**THE TASK:**
Retype all material exactly. Pictures stay out of the copy.

+===+

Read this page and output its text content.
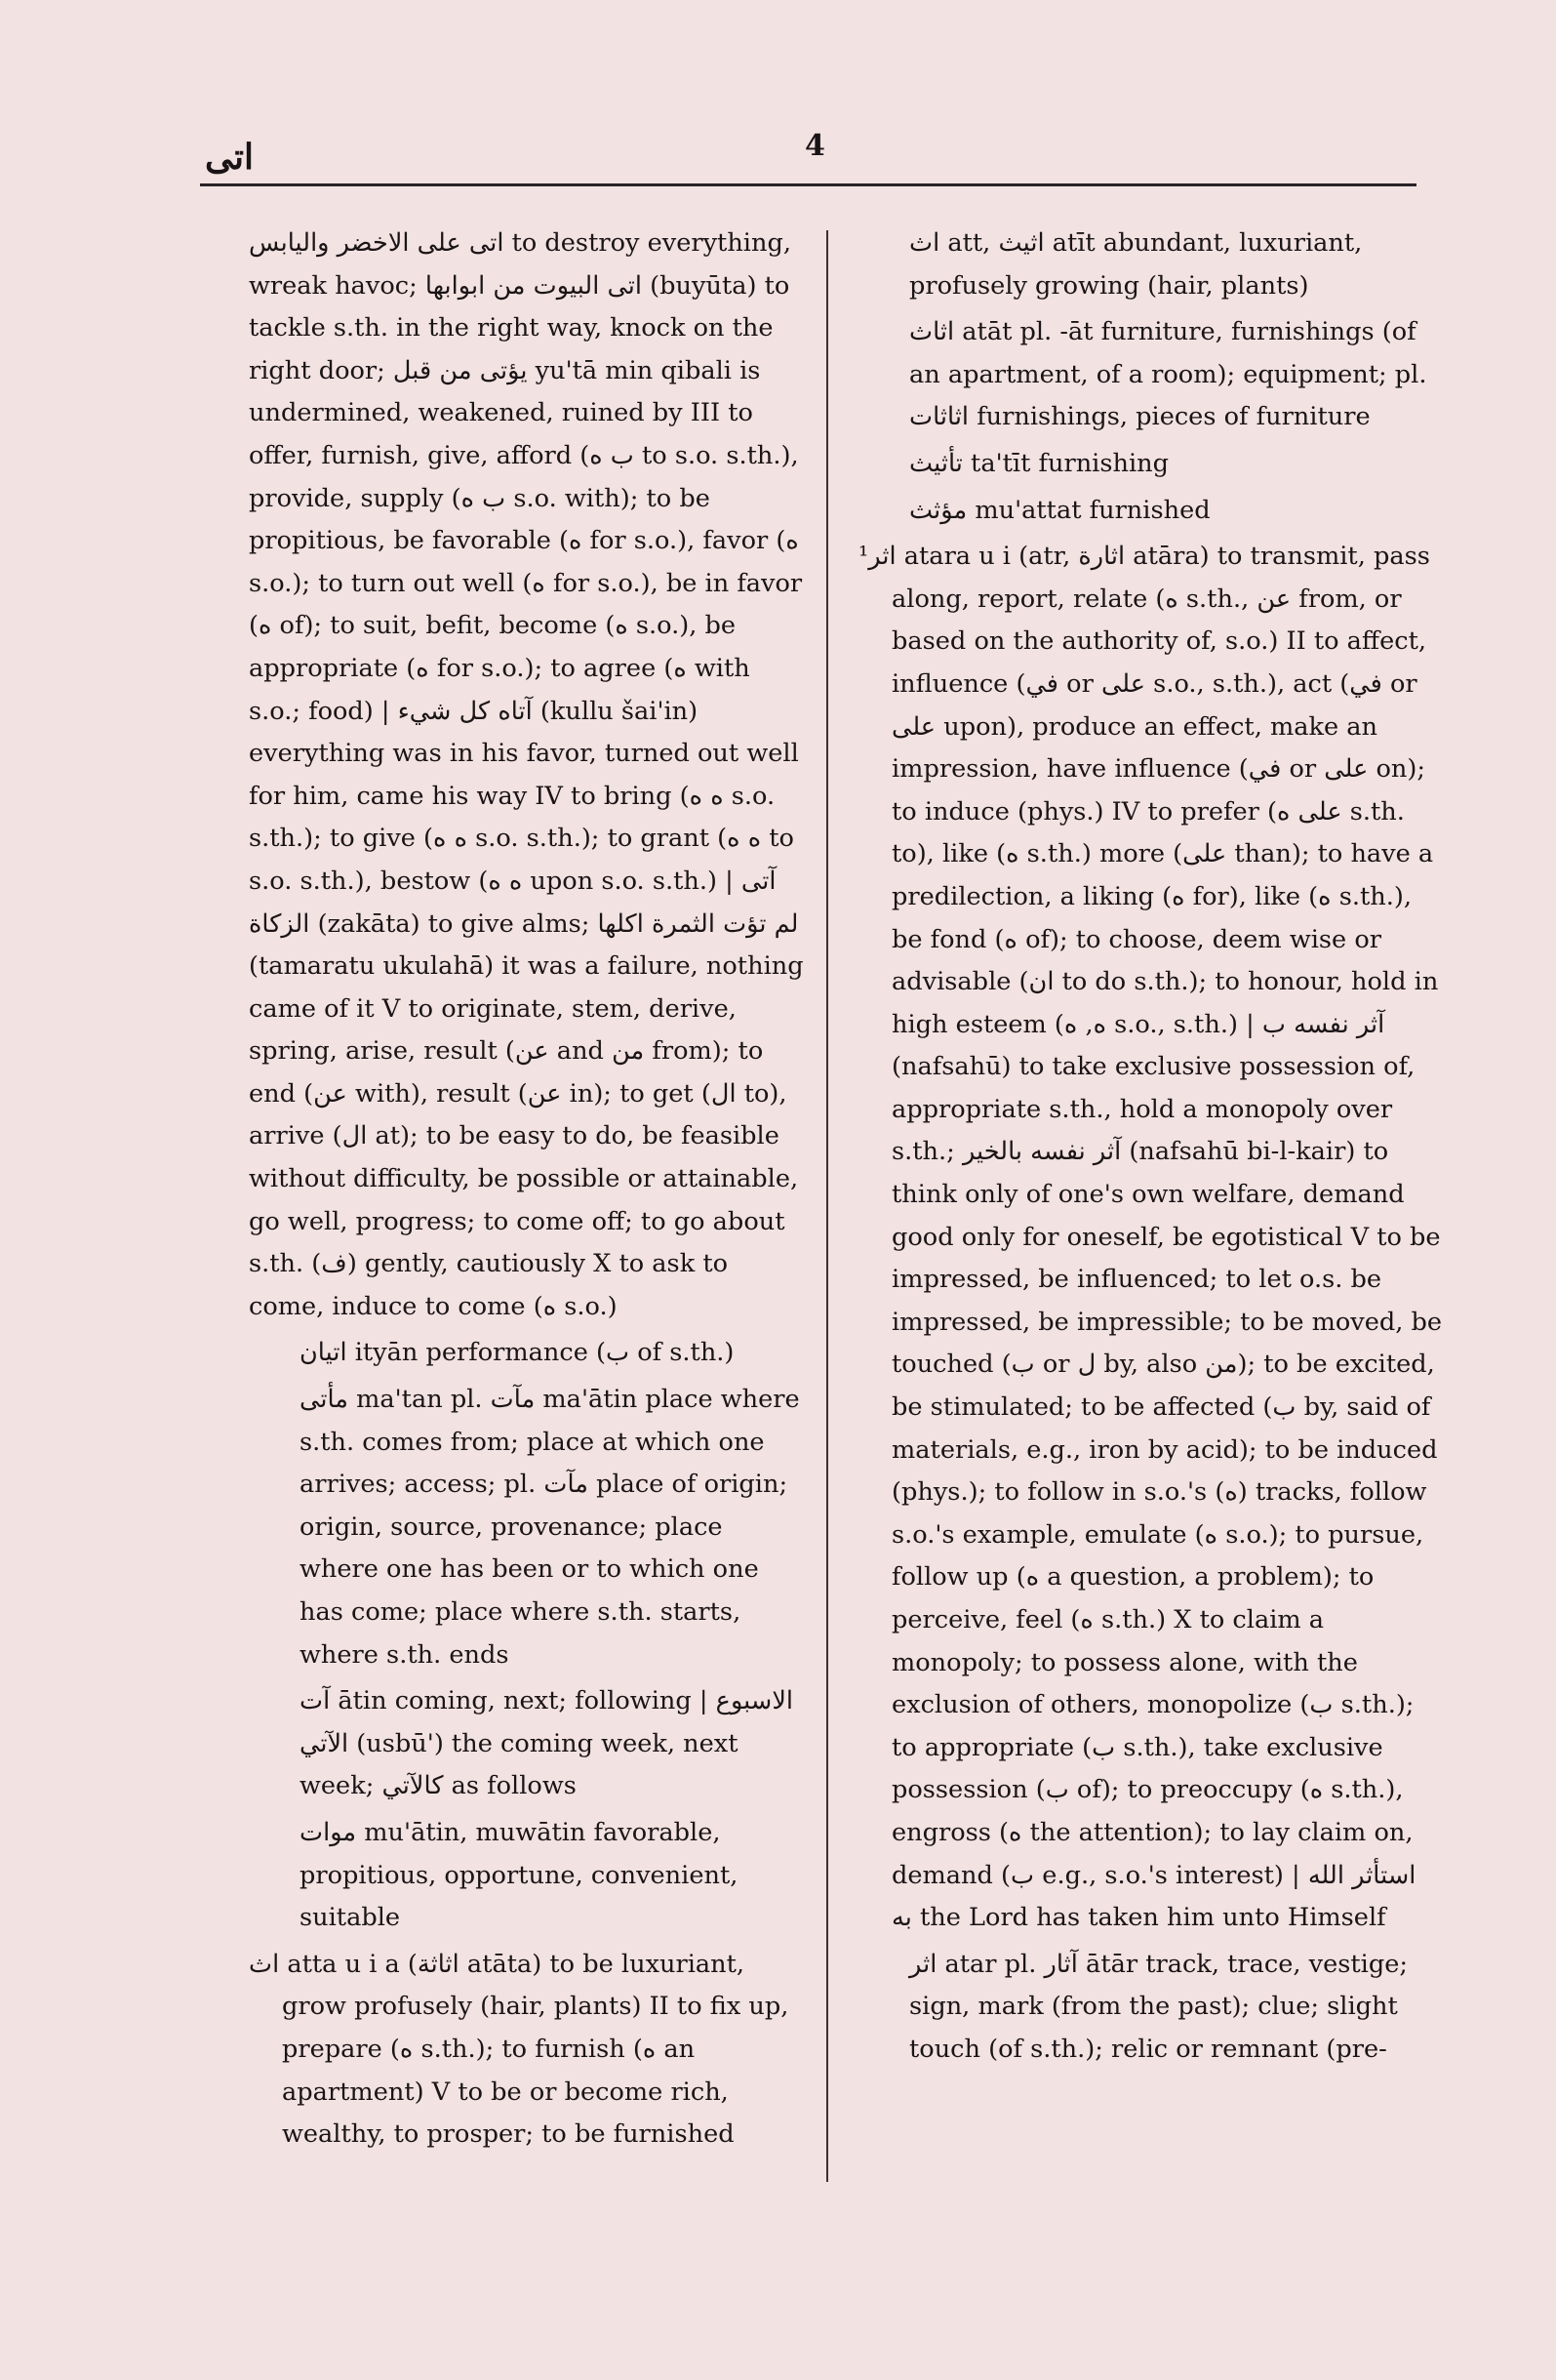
اتى	4

اتى على الاخضر واليابس to destroy everything, wreak havoc; اتى البيوت من ابوابها (buyūta) to tackle s.th. in the right way, knock on the right door; يؤتى من قبل yu'tā min qibali is undermined, weakened, ruined by III to offer, furnish, give, afford (ب ه to s.o. s.th.), provide, supply (ب ه s.o. with); to be propitious, be favorable (ه for s.o.), favor (ه s.o.); to turn out well (ه for s.o.), be in favor (ه of); to suit, befit, become (ه s.o.), be appropriate (ه for s.o.); to agree (ه with s.o.; food) | آتاه كل شيء (kullu šai'in) everything was in his favor, turned out well for him, came his way IV to bring (ه ه s.o. s.th.); to give (ه ه s.o. s.th.); to grant (ه ه to s.o. s.th.), bestow (ه ه upon s.o. s.th.) | آتى الزكاة (zakāta) to give alms; لم تؤت الثمرة اكلها (tamaratu ukulahā) it was a failure, nothing came of it V to originate, stem, derive, spring, arise, result (عن and من from); to end (عن with), result (عن in); to get (ال to), arrive (ال at); to be easy to do, be feasible without difficulty, be possible or attainable, go well, progress; to come off; to go about s.th. (ف) gently, cautiously X to ask to come, induce to come (ه s.o.)

اتيان ityān performance (ب of s.th.)

مأتى ma'tan pl. مآت ma'ātin place where s.th. comes from; place at which one arrives; access; pl. مآت place of origin; origin, source, provenance; place where one has been or to which one has come; place where s.th. starts, where s.th. ends

آت ātin coming, next; following | الاسبوع الآتي (usbū') the coming week, next week; كالآتي as follows

موات mu'ātin, muwātin favorable, propitious, opportune, convenient, suitable

اث atta u i a (اثاثة atāta) to be luxuriant, grow profusely (hair, plants) II to fix up, prepare (ه s.th.); to furnish (ه an apartment) V to be or become rich, wealthy, to prosper; to be furnished

اث att, اثيث atīt abundant, luxuriant, profusely growing (hair, plants)

اثاث atāt pl. -āt furniture, furnishings (of an apartment, of a room); equipment; pl. اثاثات furnishings, pieces of furniture

تأثيث ta'tīt furnishing

مؤثث mu'attat furnished

¹اثر atara u i (atr, اثارة atāra) to transmit, pass along, report, relate (ه s.th., عن from, or based on the authority of, s.o.) II to affect, influence (في or على s.o., s.th.), act (في or على upon), produce an effect, make an impression, have influence (في or على on); to induce (phys.) IV to prefer (على ه s.th. to), like (ه s.th.) more (على than); to have a predilection, a liking (ه for), like (ه s.th.), be fond (ه of); to choose, deem wise or advisable (ان to do s.th.); to honour, hold in high esteem (ه, ه s.o., s.th.) | آثر نفسه ب (nafsahū) to take exclusive possession of, appropriate s.th., hold a monopoly over s.th.; آثر نفسه بالخير (nafsahū bi-l-kair) to think only of one's own welfare, demand good only for oneself, be egotistical V to be impressed, be influenced; to let o.s. be impressed, be impressible; to be moved, be touched (ب or ل by, also من); to be excited, be stimulated; to be affected (ب by, said of materials, e.g., iron by acid); to be induced (phys.); to follow in s.o.'s (ه) tracks, follow s.o.'s example, emulate (ه s.o.); to pursue, follow up (ه a question, a problem); to perceive, feel (ه s.th.) X to claim a monopoly; to possess alone, with the exclusion of others, monopolize (ب s.th.); to appropriate (ب s.th.), take exclusive possession (ب of); to preoccupy (ه s.th.), engross (ه the attention); to lay claim on, demand (ب e.g., s.o.'s interest) | استأثر الله به the Lord has taken him unto Himself

اثر atar pl. آثار ātār track, trace, vestige; sign, mark (from the past); clue; slight touch (of s.th.); relic or remnant (pre-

+===+

**RESULT OF THE TASK:**
Read this page and output its text content.
اتى	4

اتى على الاخضر واليابس to destroy everything, wreak havoc; اتى البيوت من ابوابها (buyūta) to tackle s.th. in the right way, knock on the right door; يؤتى من قبل yu'tā min qibali is undermined, weakened, ruined by III to offer, furnish, give, afford (ب ه to s.o. s.th.), provide, supply (ب ه s.o. with); to be propitious, be favorable (ه for s.o.), favor (ه s.o.); to turn out well (ه for s.o.), be in favor (ه of); to suit, befit, become (ه s.o.), be appropriate (ه for s.o.); to agree (ه with s.o.; food) | آتاه كل شيء (kullu šai'in) everything was in his favor, turned out well for him, came his way IV to bring (ه ه s.o. s.th.); to give (ه ه s.o. s.th.); to grant (ه ه to s.o. s.th.), bestow (ه ه upon s.o. s.th.) | آتى الزكاة (zakāta) to give alms; لم تؤت الثمرة اكلها (tamaratu ukulahā) it was a failure, nothing came of it V to originate, stem, derive, spring, arise, result (عن and من from); to end (عن with), result (عن in); to get (ال to), arrive (ال at); to be easy to do, be feasible without difficulty, be possible or attainable, go well, progress; to come off; to go about s.th. (ف) gently, cautiously X to ask to come, induce to come (ه s.o.)

اتيان ityān performance (ب of s.th.)

مأتى ma'tan pl. مآت ma'ātin place where s.th. comes from; place at which one arrives; access; pl. مآت place of origin; origin, source, provenance; place where one has been or to which one has come; place where s.th. starts, where s.th. ends

آت ātin coming, next; following | الاسبوع الآتي (usbū') the coming week, next week; كالآتي as follows

موات mu'ātin, muwātin favorable, propitious, opportune, convenient, suitable

اث atta u i a (اثاثة atāta) to be luxuriant, grow profusely (hair, plants) II to fix up, prepare (ه s.th.); to furnish (ه an apartment) V to be or become rich, wealthy, to prosper; to be furnished

اث att, اثيث atīt abundant, luxuriant, profusely growing (hair, plants)

اثاث atāt pl. -āt furniture, furnishings (of an apartment, of a room); equipment; pl. اثاثات furnishings, pieces of furniture

تأثيث ta'tīt furnishing

مؤثث mu'attat furnished

¹اثر atara u i (atr, اثارة atāra) to transmit, pass along, report, relate (ه s.th., عن from, or based on the authority of, s.o.) II to affect, influence (في or على s.o., s.th.), act (في or على upon), produce an effect, make an impression, have influence (في or على on); to induce (phys.) IV to prefer (على ه s.th. to), like (ه s.th.) more (على than); to have a predilection, a liking (ه for), like (ه s.th.), be fond (ه of); to choose, deem wise or advisable (ان to do s.th.); to honour, hold in high esteem (ه, ه s.o., s.th.) | آثر نفسه ب (nafsahū) to take exclusive possession of, appropriate s.th., hold a monopoly over s.th.; آثر نفسه بالخير (nafsahū bi-l-kair) to think only of one's own welfare, demand good only for oneself, be egotistical V to be impressed, be influenced; to let o.s. be impressed, be impressible; to be moved, be touched (ب or ل by, also من); to be excited, be stimulated; to be affected (ب by, said of materials, e.g., iron by acid); to be induced (phys.); to follow in s.o.'s (ه) tracks, follow s.o.'s example, emulate (ه s.o.); to pursue, follow up (ه a question, a problem); to perceive, feel (ه s.th.) X to claim a monopoly; to possess alone, with the exclusion of others, monopolize (ب s.th.); to appropriate (ب s.th.), take exclusive possession (ب of); to preoccupy (ه s.th.), engross (ه the attention); to lay claim on, demand (ب e.g., s.o.'s interest) | استأثر الله به the Lord has taken him unto Himself

اثر atar pl. آثار ātār track, trace, vestige; sign, mark (from the past); clue; slight touch (of s.th.); relic or remnant (pre-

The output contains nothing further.